**Material provided:**

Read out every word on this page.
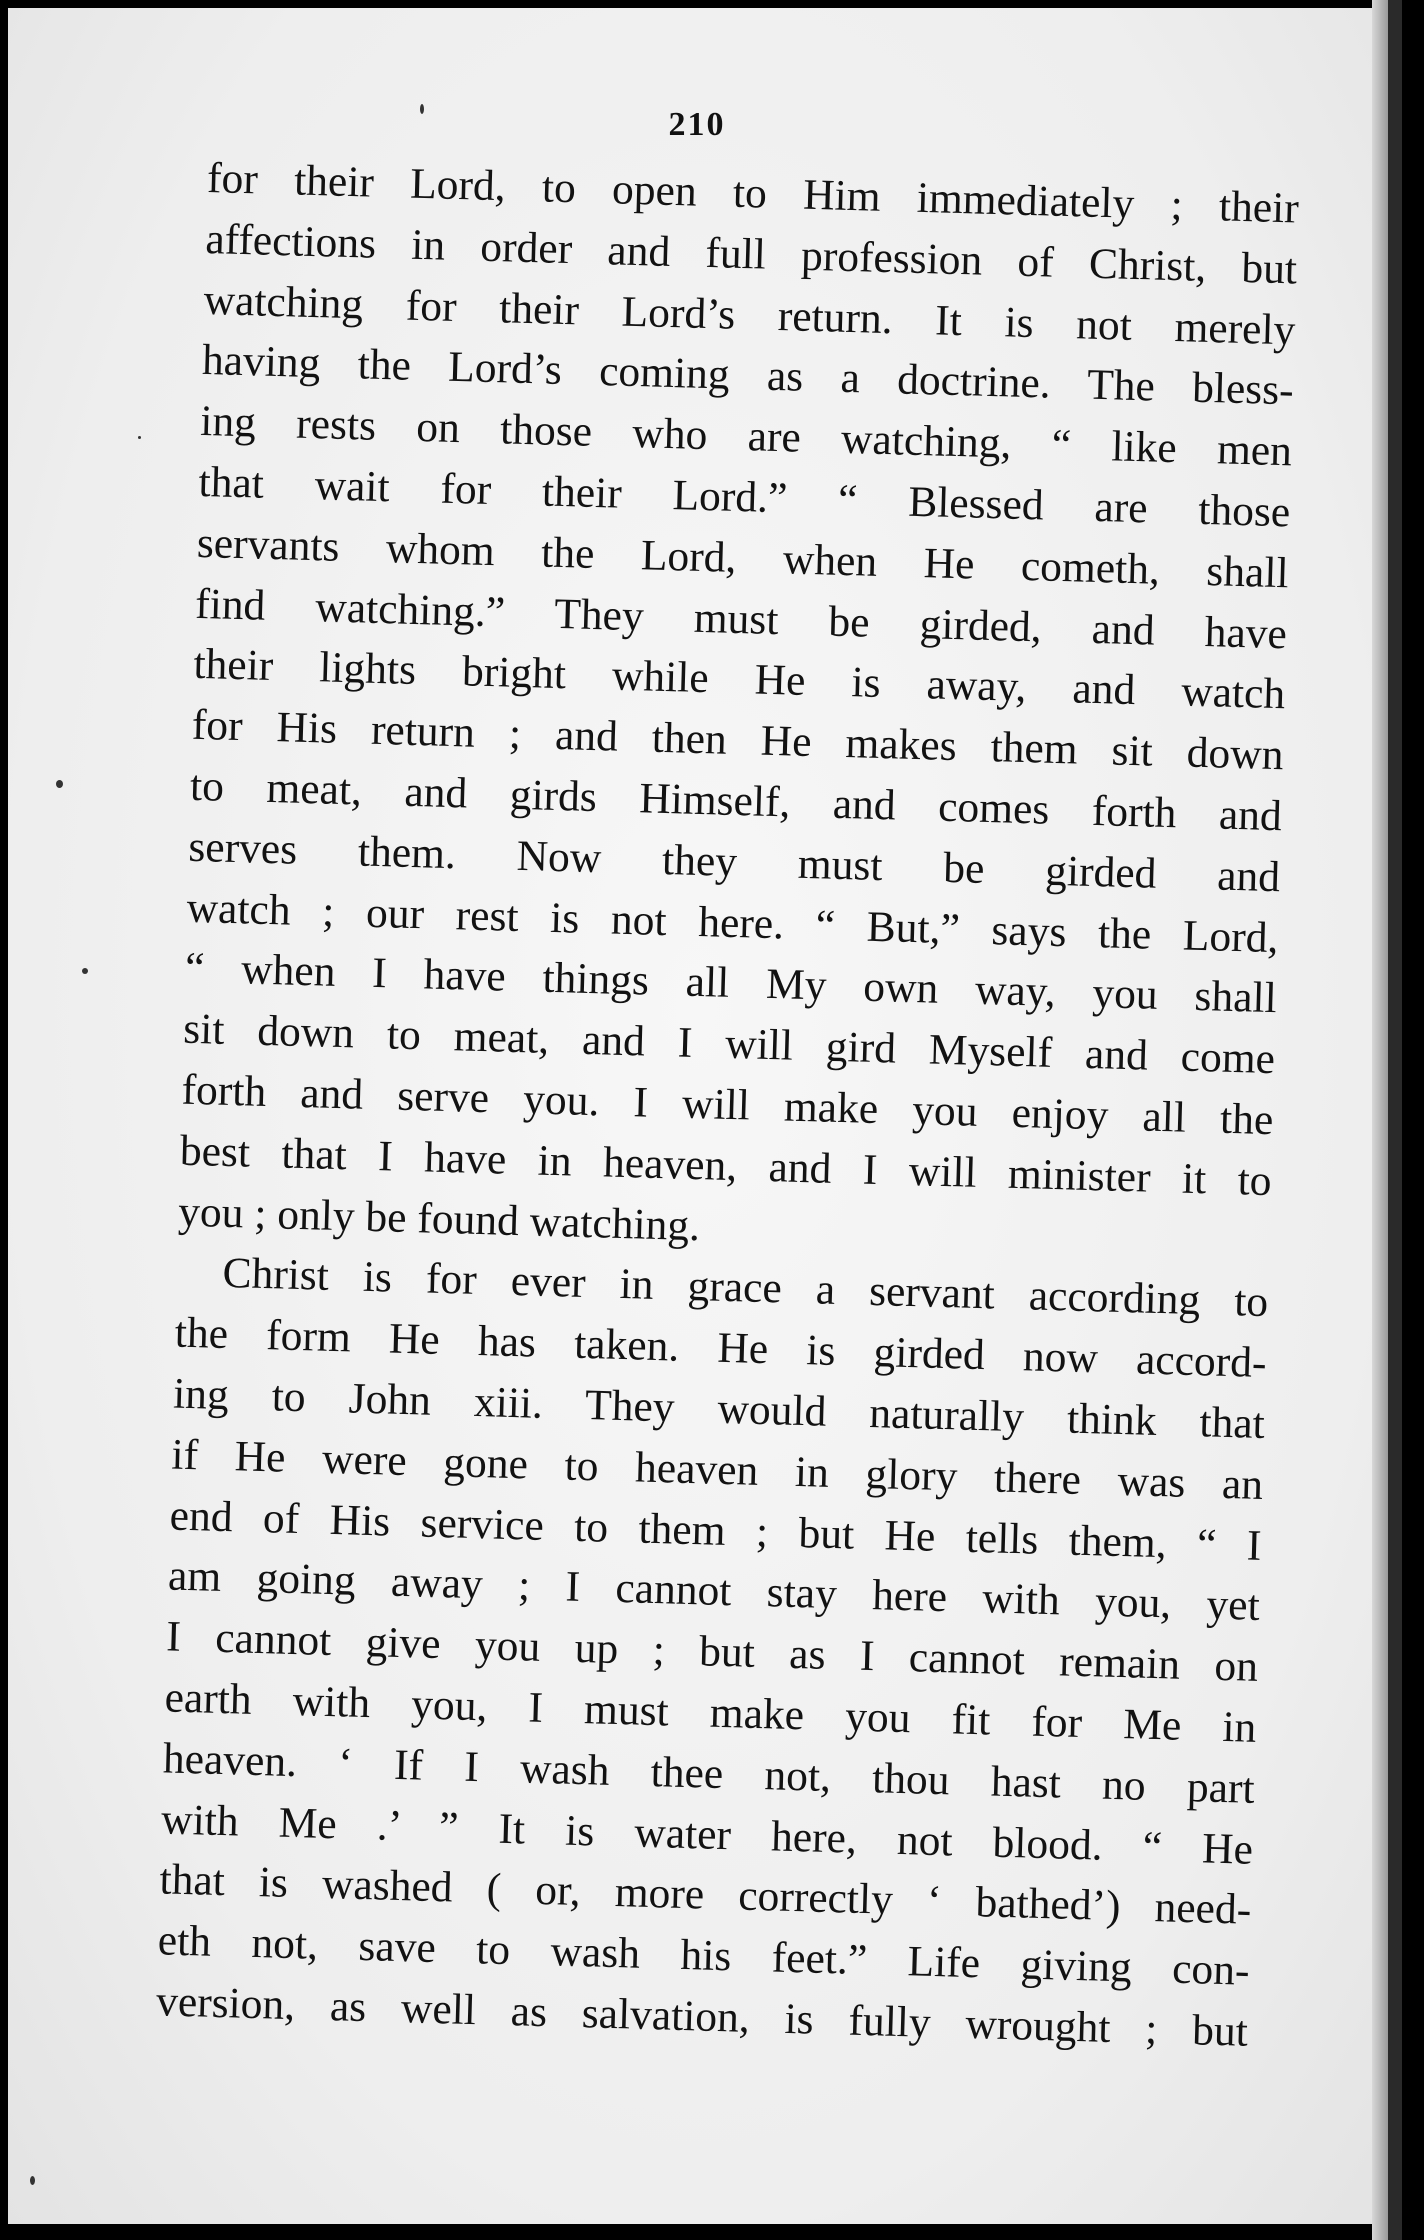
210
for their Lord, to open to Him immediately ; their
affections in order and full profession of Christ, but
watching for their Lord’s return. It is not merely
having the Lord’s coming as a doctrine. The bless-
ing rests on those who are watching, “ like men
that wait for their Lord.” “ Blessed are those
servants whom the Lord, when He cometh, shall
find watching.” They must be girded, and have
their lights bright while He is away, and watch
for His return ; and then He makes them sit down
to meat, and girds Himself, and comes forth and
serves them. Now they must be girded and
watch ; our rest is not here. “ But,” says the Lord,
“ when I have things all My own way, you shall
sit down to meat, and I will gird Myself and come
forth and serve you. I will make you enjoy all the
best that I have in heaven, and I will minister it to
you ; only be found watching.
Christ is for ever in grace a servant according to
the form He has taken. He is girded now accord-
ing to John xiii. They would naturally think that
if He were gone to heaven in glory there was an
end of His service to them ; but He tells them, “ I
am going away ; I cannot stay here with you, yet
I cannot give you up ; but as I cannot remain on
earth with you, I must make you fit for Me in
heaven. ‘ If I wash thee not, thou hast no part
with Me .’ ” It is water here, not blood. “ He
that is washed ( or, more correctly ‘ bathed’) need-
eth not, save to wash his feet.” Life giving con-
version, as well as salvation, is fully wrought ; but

**Written task:**
Go through the entries above and print each one exactly, minus the pictures.

**Final result:**
Read out every word on this page.
210
for their Lord, to open to Him immediately ; their
affections in order and full profession of Christ, but
watching for their Lord’s return. It is not merely
having the Lord’s coming as a doctrine. The bless-
ing rests on those who are watching, “ like men
that wait for their Lord.” “ Blessed are those
servants whom the Lord, when He cometh, shall
find watching.” They must be girded, and have
their lights bright while He is away, and watch
for His return ; and then He makes them sit down
to meat, and girds Himself, and comes forth and
serves them. Now they must be girded and
watch ; our rest is not here. “ But,” says the Lord,
“ when I have things all My own way, you shall
sit down to meat, and I will gird Myself and come
forth and serve you. I will make you enjoy all the
best that I have in heaven, and I will minister it to
you ; only be found watching.
Christ is for ever in grace a servant according to
the form He has taken. He is girded now accord-
ing to John xiii. They would naturally think that
if He were gone to heaven in glory there was an
end of His service to them ; but He tells them, “ I
am going away ; I cannot stay here with you, yet
I cannot give you up ; but as I cannot remain on
earth with you, I must make you fit for Me in
heaven. ‘ If I wash thee not, thou hast no part
with Me .’ ” It is water here, not blood. “ He
that is washed ( or, more correctly ‘ bathed’) need-
eth not, save to wash his feet.” Life giving con-
version, as well as salvation, is fully wrought ; but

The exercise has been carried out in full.